■ EXERCISE DESCRIPTION:
Return the material below in full and exactly.

■ ENTRIES:
BEGIN

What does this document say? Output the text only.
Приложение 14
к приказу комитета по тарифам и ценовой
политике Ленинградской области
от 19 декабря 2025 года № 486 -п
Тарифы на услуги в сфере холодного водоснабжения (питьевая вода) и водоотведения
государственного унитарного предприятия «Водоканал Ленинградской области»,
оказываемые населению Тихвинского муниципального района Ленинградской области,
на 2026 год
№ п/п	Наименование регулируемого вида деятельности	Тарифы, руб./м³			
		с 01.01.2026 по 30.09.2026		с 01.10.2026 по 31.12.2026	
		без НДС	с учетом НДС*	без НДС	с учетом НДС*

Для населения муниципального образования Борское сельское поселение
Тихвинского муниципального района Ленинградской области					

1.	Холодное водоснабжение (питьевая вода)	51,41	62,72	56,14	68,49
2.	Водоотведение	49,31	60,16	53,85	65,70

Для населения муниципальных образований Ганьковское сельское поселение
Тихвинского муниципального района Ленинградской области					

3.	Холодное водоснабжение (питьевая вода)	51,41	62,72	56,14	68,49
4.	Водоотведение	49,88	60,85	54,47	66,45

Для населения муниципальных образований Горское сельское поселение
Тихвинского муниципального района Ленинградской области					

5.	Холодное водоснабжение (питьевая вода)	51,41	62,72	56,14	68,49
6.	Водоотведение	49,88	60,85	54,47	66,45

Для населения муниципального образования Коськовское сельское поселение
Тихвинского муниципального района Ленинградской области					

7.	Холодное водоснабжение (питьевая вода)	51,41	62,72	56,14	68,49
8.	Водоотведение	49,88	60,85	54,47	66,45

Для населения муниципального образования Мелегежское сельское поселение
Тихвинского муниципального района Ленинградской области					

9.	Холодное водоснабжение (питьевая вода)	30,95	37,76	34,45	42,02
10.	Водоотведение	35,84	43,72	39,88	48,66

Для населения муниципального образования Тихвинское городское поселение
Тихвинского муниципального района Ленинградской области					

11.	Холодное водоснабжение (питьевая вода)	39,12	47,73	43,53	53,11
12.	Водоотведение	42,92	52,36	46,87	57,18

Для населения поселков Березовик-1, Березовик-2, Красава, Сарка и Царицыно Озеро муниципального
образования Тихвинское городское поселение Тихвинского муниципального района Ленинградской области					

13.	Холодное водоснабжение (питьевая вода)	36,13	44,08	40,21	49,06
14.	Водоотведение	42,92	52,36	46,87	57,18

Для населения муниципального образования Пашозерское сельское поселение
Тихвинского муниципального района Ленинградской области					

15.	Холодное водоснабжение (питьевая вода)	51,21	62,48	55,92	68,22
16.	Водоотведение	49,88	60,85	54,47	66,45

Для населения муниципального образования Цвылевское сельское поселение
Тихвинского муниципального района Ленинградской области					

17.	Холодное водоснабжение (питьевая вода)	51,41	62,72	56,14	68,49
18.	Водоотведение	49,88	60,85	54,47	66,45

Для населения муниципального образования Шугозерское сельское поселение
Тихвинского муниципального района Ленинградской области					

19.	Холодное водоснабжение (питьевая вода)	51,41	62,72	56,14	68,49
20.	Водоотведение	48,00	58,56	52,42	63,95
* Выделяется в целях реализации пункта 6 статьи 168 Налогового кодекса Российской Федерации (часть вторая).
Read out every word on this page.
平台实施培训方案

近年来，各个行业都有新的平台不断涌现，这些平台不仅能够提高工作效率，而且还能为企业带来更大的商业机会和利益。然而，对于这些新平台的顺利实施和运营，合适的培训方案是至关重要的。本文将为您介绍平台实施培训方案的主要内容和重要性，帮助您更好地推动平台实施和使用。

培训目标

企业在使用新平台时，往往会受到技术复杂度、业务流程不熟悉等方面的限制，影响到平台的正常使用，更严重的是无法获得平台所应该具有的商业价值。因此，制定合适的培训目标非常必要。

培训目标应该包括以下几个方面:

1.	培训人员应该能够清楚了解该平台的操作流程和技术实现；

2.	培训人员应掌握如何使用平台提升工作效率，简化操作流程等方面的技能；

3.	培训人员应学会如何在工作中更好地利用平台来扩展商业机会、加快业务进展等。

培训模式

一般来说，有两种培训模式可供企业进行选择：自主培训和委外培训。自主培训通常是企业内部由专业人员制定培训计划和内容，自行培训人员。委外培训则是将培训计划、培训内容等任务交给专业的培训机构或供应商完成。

END

■ TASK RESPONSE:
What does this document say? Output the text only.
Приложение 14
к приказу комитета по тарифам и ценовой
политике Ленинградской области
от 19 декабря 2025 года № 486 -п
Тарифы на услуги в сфере холодного водоснабжения (питьевая вода) и водоотведения
государственного унитарного предприятия «Водоканал Ленинградской области»,
оказываемые населению Тихвинского муниципального района Ленинградской области,
на 2026 год
№ п/п	Наименование регулируемого вида деятельности	Тарифы, руб./м³			
		с 01.01.2026 по 30.09.2026		с 01.10.2026 по 31.12.2026	
		без НДС	с учетом НДС*	без НДС	с учетом НДС*

Для населения муниципального образования Борское сельское поселение
Тихвинского муниципального района Ленинградской области					

1.	Холодное водоснабжение (питьевая вода)	51,41	62,72	56,14	68,49
2.	Водоотведение	49,31	60,16	53,85	65,70

Для населения муниципальных образований Ганьковское сельское поселение
Тихвинского муниципального района Ленинградской области					

3.	Холодное водоснабжение (питьевая вода)	51,41	62,72	56,14	68,49
4.	Водоотведение	49,88	60,85	54,47	66,45

Для населения муниципальных образований Горское сельское поселение
Тихвинского муниципального района Ленинградской области					

5.	Холодное водоснабжение (питьевая вода)	51,41	62,72	56,14	68,49
6.	Водоотведение	49,88	60,85	54,47	66,45

Для населения муниципального образования Коськовское сельское поселение
Тихвинского муниципального района Ленинградской области					

7.	Холодное водоснабжение (питьевая вода)	51,41	62,72	56,14	68,49
8.	Водоотведение	49,88	60,85	54,47	66,45

Для населения муниципального образования Мелегежское сельское поселение
Тихвинского муниципального района Ленинградской области					

9.	Холодное водоснабжение (питьевая вода)	30,95	37,76	34,45	42,02
10.	Водоотведение	35,84	43,72	39,88	48,66

Для населения муниципального образования Тихвинское городское поселение
Тихвинского муниципального района Ленинградской области					

11.	Холодное водоснабжение (питьевая вода)	39,12	47,73	43,53	53,11
12.	Водоотведение	42,92	52,36	46,87	57,18

Для населения поселков Березовик-1, Березовик-2, Красава, Сарка и Царицыно Озеро муниципального
образования Тихвинское городское поселение Тихвинского муниципального района Ленинградской области					

13.	Холодное водоснабжение (питьевая вода)	36,13	44,08	40,21	49,06
14.	Водоотведение	42,92	52,36	46,87	57,18

Для населения муниципального образования Пашозерское сельское поселение
Тихвинского муниципального района Ленинградской области					

15.	Холодное водоснабжение (питьевая вода)	51,21	62,48	55,92	68,22
16.	Водоотведение	49,88	60,85	54,47	66,45

Для населения муниципального образования Цвылевское сельское поселение
Тихвинского муниципального района Ленинградской области					

17.	Холодное водоснабжение (питьевая вода)	51,41	62,72	56,14	68,49
18.	Водоотведение	49,88	60,85	54,47	66,45

Для населения муниципального образования Шугозерское сельское поселение
Тихвинского муниципального района Ленинградской области					

19.	Холодное водоснабжение (питьевая вода)	51,41	62,72	56,14	68,49
20.	Водоотведение	48,00	58,56	52,42	63,95
* Выделяется в целях реализации пункта 6 статьи 168 Налогового кодекса Российской Федерации (часть вторая).
Read out every word on this page.
平台实施培训方案

近年来，各个行业都有新的平台不断涌现，这些平台不仅能够提高工作效率，而且还能为企业带来更大的商业机会和利益。然而，对于这些新平台的顺利实施和运营，合适的培训方案是至关重要的。本文将为您介绍平台实施培训方案的主要内容和重要性，帮助您更好地推动平台实施和使用。

培训目标

企业在使用新平台时，往往会受到技术复杂度、业务流程不熟悉等方面的限制，影响到平台的正常使用，更严重的是无法获得平台所应该具有的商业价值。因此，制定合适的培训目标非常必要。

培训目标应该包括以下几个方面:

1.	培训人员应该能够清楚了解该平台的操作流程和技术实现；

2.	培训人员应掌握如何使用平台提升工作效率，简化操作流程等方面的技能；

3.	培训人员应学会如何在工作中更好地利用平台来扩展商业机会、加快业务进展等。

培训模式

一般来说，有两种培训模式可供企业进行选择：自主培训和委外培训。自主培训通常是企业内部由专业人员制定培训计划和内容，自行培训人员。委外培训则是将培训计划、培训内容等任务交给专业的培训机构或供应商完成。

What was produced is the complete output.